## WHAT IS EXPECTED:
Print the data exactly, leaving nothing out.

## EXTRACTED ENTRIES:
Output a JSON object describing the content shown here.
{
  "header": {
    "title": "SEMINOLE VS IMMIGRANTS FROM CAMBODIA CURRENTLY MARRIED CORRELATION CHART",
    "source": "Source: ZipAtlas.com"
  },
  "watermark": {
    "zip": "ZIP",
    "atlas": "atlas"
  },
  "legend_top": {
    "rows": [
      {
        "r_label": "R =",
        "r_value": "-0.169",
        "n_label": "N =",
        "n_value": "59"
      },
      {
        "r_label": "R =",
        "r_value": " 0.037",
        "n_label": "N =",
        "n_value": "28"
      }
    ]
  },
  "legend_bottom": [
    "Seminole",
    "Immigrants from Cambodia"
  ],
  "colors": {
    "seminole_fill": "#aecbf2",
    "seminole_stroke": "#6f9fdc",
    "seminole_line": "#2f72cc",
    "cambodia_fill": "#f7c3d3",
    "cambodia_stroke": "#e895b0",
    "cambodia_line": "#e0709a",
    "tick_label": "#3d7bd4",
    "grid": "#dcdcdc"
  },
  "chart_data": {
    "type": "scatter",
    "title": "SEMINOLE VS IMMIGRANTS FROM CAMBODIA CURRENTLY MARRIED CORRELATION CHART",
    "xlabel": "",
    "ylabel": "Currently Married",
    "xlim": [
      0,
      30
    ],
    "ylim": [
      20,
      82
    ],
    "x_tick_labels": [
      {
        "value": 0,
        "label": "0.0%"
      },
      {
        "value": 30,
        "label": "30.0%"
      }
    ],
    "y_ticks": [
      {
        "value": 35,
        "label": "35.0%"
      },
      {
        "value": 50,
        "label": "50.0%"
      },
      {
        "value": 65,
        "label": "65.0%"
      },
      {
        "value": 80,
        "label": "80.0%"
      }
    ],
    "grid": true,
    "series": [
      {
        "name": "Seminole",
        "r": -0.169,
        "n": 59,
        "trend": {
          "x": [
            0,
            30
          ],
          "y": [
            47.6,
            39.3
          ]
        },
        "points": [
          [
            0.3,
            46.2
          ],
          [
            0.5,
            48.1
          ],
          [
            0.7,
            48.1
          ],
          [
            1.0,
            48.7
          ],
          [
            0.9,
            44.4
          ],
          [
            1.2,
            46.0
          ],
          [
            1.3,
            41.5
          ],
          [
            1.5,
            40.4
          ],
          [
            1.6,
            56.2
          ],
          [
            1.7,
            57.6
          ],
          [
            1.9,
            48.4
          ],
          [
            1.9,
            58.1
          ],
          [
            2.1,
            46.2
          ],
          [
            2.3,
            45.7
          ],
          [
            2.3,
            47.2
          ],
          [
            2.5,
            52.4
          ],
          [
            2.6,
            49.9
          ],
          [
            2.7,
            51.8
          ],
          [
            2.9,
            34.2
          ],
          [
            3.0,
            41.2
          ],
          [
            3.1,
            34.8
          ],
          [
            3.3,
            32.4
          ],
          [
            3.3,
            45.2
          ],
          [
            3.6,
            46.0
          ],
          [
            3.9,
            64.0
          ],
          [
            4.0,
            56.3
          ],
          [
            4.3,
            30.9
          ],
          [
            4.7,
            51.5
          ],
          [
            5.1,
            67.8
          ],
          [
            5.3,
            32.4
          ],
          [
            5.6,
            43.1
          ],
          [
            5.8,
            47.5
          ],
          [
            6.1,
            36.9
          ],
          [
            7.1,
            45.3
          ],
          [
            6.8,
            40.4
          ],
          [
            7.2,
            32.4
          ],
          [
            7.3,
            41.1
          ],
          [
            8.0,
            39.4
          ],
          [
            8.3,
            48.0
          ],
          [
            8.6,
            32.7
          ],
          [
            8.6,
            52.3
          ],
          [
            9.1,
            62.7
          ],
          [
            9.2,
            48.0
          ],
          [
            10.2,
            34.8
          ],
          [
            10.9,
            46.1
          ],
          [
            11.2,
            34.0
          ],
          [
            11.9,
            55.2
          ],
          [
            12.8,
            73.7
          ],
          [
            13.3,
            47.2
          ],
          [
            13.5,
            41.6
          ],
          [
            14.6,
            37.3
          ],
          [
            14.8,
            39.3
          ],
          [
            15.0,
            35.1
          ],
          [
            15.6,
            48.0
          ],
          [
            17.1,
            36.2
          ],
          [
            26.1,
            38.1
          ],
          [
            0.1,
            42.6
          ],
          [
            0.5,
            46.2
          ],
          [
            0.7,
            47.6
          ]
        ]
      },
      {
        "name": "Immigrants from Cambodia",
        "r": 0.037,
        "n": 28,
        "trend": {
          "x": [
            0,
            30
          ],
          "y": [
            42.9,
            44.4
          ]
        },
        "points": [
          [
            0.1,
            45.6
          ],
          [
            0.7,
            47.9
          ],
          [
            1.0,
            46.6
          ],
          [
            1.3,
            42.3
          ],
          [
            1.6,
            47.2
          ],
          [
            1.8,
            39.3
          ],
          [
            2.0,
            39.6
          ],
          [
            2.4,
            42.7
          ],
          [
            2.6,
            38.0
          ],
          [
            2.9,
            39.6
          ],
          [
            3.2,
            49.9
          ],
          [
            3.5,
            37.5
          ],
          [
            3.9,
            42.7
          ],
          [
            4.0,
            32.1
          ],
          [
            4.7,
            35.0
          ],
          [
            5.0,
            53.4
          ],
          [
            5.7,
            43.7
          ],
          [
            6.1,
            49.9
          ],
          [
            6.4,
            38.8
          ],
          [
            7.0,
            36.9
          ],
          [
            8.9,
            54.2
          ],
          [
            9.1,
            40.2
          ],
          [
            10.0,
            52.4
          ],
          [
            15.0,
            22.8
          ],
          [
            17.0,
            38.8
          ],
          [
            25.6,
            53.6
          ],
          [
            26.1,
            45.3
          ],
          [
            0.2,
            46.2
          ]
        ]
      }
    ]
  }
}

## ANSWER BELOW:
Output a JSON object describing the content shown here.
{
  "header": {
    "title": "SEMINOLE VS IMMIGRANTS FROM CAMBODIA CURRENTLY MARRIED CORRELATION CHART",
    "source": "Source: ZipAtlas.com"
  },
  "watermark": {
    "zip": "ZIP",
    "atlas": "atlas"
  },
  "legend_top": {
    "rows": [
      {
        "r_label": "R =",
        "r_value": "-0.169",
        "n_label": "N =",
        "n_value": "59"
      },
      {
        "r_label": "R =",
        "r_value": " 0.037",
        "n_label": "N =",
        "n_value": "28"
      }
    ]
  },
  "legend_bottom": [
    "Seminole",
    "Immigrants from Cambodia"
  ],
  "colors": {
    "seminole_fill": "#aecbf2",
    "seminole_stroke": "#6f9fdc",
    "seminole_line": "#2f72cc",
    "cambodia_fill": "#f7c3d3",
    "cambodia_stroke": "#e895b0",
    "cambodia_line": "#e0709a",
    "tick_label": "#3d7bd4",
    "grid": "#dcdcdc"
  },
  "chart_data": {
    "type": "scatter",
    "title": "SEMINOLE VS IMMIGRANTS FROM CAMBODIA CURRENTLY MARRIED CORRELATION CHART",
    "xlabel": "",
    "ylabel": "Currently Married",
    "xlim": [
      0,
      30
    ],
    "ylim": [
      20,
      82
    ],
    "x_tick_labels": [
      {
        "value": 0,
        "label": "0.0%"
      },
      {
        "value": 30,
        "label": "30.0%"
      }
    ],
    "y_ticks": [
      {
        "value": 35,
        "label": "35.0%"
      },
      {
        "value": 50,
        "label": "50.0%"
      },
      {
        "value": 65,
        "label": "65.0%"
      },
      {
        "value": 80,
        "label": "80.0%"
      }
    ],
    "grid": true,
    "series": [
      {
        "name": "Seminole",
        "r": -0.169,
        "n": 59,
        "trend": {
          "x": [
            0,
            30
          ],
          "y": [
            47.6,
            39.3
          ]
        },
        "points": [
          [
            0.3,
            46.2
          ],
          [
            0.5,
            48.1
          ],
          [
            0.7,
            48.1
          ],
          [
            1.0,
            48.7
          ],
          [
            0.9,
            44.4
          ],
          [
            1.2,
            46.0
          ],
          [
            1.3,
            41.5
          ],
          [
            1.5,
            40.4
          ],
          [
            1.6,
            56.2
          ],
          [
            1.7,
            57.6
          ],
          [
            1.9,
            48.4
          ],
          [
            1.9,
            58.1
          ],
          [
            2.1,
            46.2
          ],
          [
            2.3,
            45.7
          ],
          [
            2.3,
            47.2
          ],
          [
            2.5,
            52.4
          ],
          [
            2.6,
            49.9
          ],
          [
            2.7,
            51.8
          ],
          [
            2.9,
            34.2
          ],
          [
            3.0,
            41.2
          ],
          [
            3.1,
            34.8
          ],
          [
            3.3,
            32.4
          ],
          [
            3.3,
            45.2
          ],
          [
            3.6,
            46.0
          ],
          [
            3.9,
            64.0
          ],
          [
            4.0,
            56.3
          ],
          [
            4.3,
            30.9
          ],
          [
            4.7,
            51.5
          ],
          [
            5.1,
            67.8
          ],
          [
            5.3,
            32.4
          ],
          [
            5.6,
            43.1
          ],
          [
            5.8,
            47.5
          ],
          [
            6.1,
            36.9
          ],
          [
            7.1,
            45.3
          ],
          [
            6.8,
            40.4
          ],
          [
            7.2,
            32.4
          ],
          [
            7.3,
            41.1
          ],
          [
            8.0,
            39.4
          ],
          [
            8.3,
            48.0
          ],
          [
            8.6,
            32.7
          ],
          [
            8.6,
            52.3
          ],
          [
            9.1,
            62.7
          ],
          [
            9.2,
            48.0
          ],
          [
            10.2,
            34.8
          ],
          [
            10.9,
            46.1
          ],
          [
            11.2,
            34.0
          ],
          [
            11.9,
            55.2
          ],
          [
            12.8,
            73.7
          ],
          [
            13.3,
            47.2
          ],
          [
            13.5,
            41.6
          ],
          [
            14.6,
            37.3
          ],
          [
            14.8,
            39.3
          ],
          [
            15.0,
            35.1
          ],
          [
            15.6,
            48.0
          ],
          [
            17.1,
            36.2
          ],
          [
            26.1,
            38.1
          ],
          [
            0.1,
            42.6
          ],
          [
            0.5,
            46.2
          ],
          [
            0.7,
            47.6
          ]
        ]
      },
      {
        "name": "Immigrants from Cambodia",
        "r": 0.037,
        "n": 28,
        "trend": {
          "x": [
            0,
            30
          ],
          "y": [
            42.9,
            44.4
          ]
        },
        "points": [
          [
            0.1,
            45.6
          ],
          [
            0.7,
            47.9
          ],
          [
            1.0,
            46.6
          ],
          [
            1.3,
            42.3
          ],
          [
            1.6,
            47.2
          ],
          [
            1.8,
            39.3
          ],
          [
            2.0,
            39.6
          ],
          [
            2.4,
            42.7
          ],
          [
            2.6,
            38.0
          ],
          [
            2.9,
            39.6
          ],
          [
            3.2,
            49.9
          ],
          [
            3.5,
            37.5
          ],
          [
            3.9,
            42.7
          ],
          [
            4.0,
            32.1
          ],
          [
            4.7,
            35.0
          ],
          [
            5.0,
            53.4
          ],
          [
            5.7,
            43.7
          ],
          [
            6.1,
            49.9
          ],
          [
            6.4,
            38.8
          ],
          [
            7.0,
            36.9
          ],
          [
            8.9,
            54.2
          ],
          [
            9.1,
            40.2
          ],
          [
            10.0,
            52.4
          ],
          [
            15.0,
            22.8
          ],
          [
            17.0,
            38.8
          ],
          [
            25.6,
            53.6
          ],
          [
            26.1,
            45.3
          ],
          [
            0.2,
            46.2
          ]
        ]
      }
    ]
  }
}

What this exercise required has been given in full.